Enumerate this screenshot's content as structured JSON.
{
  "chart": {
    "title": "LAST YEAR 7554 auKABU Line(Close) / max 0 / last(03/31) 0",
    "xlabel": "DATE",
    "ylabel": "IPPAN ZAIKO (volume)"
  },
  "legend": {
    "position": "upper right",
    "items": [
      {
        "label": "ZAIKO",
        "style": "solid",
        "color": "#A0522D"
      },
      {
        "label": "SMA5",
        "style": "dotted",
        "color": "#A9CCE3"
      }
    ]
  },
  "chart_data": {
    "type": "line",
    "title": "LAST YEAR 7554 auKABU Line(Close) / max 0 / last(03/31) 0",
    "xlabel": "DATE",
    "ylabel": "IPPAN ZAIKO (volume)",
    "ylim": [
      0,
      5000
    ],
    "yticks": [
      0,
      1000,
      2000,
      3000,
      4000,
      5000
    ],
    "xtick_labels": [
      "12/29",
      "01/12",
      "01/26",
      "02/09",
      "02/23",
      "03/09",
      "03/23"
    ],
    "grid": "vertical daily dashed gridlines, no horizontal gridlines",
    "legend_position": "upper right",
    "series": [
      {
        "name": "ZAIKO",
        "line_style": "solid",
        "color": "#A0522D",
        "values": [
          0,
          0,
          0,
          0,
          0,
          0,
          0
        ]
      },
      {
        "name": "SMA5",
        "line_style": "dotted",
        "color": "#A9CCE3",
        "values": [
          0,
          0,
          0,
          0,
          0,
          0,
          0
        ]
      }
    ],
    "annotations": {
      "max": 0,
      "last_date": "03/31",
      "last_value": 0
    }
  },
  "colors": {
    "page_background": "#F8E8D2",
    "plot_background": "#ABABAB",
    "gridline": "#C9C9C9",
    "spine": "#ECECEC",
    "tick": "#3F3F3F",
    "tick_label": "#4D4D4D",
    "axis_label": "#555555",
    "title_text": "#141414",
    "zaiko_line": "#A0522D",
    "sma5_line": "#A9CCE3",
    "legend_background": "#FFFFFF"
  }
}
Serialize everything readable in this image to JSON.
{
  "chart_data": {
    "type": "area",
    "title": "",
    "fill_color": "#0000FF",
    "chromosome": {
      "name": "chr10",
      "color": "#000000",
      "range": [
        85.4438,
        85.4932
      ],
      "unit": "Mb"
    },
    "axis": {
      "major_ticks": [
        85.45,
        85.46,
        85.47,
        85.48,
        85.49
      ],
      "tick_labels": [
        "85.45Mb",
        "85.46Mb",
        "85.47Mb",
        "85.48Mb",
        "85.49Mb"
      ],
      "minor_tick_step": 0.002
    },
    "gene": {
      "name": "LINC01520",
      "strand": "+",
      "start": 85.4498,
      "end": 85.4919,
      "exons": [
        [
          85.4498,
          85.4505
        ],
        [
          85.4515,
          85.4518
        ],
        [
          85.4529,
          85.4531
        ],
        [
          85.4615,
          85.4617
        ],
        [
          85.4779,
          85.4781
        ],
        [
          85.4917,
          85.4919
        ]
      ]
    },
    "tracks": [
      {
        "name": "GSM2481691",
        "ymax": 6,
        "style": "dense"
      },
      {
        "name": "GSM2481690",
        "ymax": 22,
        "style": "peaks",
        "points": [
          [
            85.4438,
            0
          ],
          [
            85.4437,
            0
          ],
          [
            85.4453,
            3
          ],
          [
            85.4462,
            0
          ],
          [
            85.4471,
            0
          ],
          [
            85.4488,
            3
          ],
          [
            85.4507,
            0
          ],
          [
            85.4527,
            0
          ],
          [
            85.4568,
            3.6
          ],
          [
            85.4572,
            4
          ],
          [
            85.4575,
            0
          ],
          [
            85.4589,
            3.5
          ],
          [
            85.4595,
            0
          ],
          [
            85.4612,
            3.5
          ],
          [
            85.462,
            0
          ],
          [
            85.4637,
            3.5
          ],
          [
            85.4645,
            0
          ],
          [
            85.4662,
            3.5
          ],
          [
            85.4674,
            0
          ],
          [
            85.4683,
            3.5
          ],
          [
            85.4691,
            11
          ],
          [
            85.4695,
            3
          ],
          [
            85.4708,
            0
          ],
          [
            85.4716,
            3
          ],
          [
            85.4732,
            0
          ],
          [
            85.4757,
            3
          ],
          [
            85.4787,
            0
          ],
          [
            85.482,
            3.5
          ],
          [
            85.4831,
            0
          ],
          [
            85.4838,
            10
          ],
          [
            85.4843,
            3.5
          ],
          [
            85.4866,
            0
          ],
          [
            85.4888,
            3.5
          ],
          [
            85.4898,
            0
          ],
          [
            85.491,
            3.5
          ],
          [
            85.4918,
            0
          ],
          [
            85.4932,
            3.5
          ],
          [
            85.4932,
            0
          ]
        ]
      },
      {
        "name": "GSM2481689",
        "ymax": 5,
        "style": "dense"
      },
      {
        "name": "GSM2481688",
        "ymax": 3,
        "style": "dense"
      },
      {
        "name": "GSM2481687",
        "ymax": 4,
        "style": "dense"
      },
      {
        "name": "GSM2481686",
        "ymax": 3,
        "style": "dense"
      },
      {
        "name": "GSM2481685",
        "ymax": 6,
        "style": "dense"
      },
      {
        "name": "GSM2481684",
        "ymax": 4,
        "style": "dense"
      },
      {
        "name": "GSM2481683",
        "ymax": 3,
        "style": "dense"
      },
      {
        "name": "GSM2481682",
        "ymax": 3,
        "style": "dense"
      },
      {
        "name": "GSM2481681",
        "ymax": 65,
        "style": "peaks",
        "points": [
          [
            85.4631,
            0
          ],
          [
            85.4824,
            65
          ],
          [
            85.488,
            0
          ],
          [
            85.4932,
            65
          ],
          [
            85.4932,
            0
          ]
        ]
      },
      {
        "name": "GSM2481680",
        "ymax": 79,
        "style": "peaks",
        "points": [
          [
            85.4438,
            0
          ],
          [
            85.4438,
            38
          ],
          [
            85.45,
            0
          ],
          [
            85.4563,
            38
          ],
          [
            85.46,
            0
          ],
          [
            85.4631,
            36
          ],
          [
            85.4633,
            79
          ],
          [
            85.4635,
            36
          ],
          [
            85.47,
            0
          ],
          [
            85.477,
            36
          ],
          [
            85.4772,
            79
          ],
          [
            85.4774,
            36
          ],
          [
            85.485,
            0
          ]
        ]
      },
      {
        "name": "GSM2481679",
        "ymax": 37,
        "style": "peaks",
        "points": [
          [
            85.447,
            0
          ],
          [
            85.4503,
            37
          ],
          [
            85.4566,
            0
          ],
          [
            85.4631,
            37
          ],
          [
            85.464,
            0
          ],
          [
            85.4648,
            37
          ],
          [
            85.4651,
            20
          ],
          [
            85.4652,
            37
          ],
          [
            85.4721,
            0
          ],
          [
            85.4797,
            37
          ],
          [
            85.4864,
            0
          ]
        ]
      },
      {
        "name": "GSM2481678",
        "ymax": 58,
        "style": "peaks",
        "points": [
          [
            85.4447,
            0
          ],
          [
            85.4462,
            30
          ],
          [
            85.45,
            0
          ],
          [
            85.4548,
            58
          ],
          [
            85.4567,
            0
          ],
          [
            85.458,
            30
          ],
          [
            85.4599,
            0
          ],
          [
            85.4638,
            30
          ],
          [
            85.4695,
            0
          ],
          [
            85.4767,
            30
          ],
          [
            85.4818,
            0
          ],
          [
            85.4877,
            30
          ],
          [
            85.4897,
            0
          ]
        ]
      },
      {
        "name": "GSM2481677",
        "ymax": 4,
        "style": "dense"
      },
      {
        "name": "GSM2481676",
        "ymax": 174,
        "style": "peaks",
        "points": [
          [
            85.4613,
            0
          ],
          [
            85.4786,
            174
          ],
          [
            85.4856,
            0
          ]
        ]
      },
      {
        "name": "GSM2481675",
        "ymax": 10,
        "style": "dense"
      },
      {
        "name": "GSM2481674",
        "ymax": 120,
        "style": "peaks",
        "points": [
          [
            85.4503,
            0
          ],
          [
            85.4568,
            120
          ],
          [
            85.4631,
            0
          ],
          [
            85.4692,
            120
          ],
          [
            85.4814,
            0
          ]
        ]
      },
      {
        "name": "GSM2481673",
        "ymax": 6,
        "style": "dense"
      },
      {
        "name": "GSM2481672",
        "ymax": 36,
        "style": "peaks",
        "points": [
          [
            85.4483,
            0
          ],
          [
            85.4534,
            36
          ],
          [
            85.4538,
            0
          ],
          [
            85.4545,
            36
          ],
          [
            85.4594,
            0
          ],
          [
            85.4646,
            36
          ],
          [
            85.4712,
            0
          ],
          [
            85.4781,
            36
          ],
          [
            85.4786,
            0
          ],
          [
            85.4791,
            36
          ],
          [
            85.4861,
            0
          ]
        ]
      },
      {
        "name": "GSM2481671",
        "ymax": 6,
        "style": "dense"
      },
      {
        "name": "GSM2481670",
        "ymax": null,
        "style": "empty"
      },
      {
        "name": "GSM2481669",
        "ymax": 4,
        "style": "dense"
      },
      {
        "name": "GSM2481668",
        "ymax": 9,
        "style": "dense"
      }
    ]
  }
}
++++++++++
▸ Task brief
Among the entries above, how many lines include the word "volume"? Reply with the number only.

▸ Completed exercise
2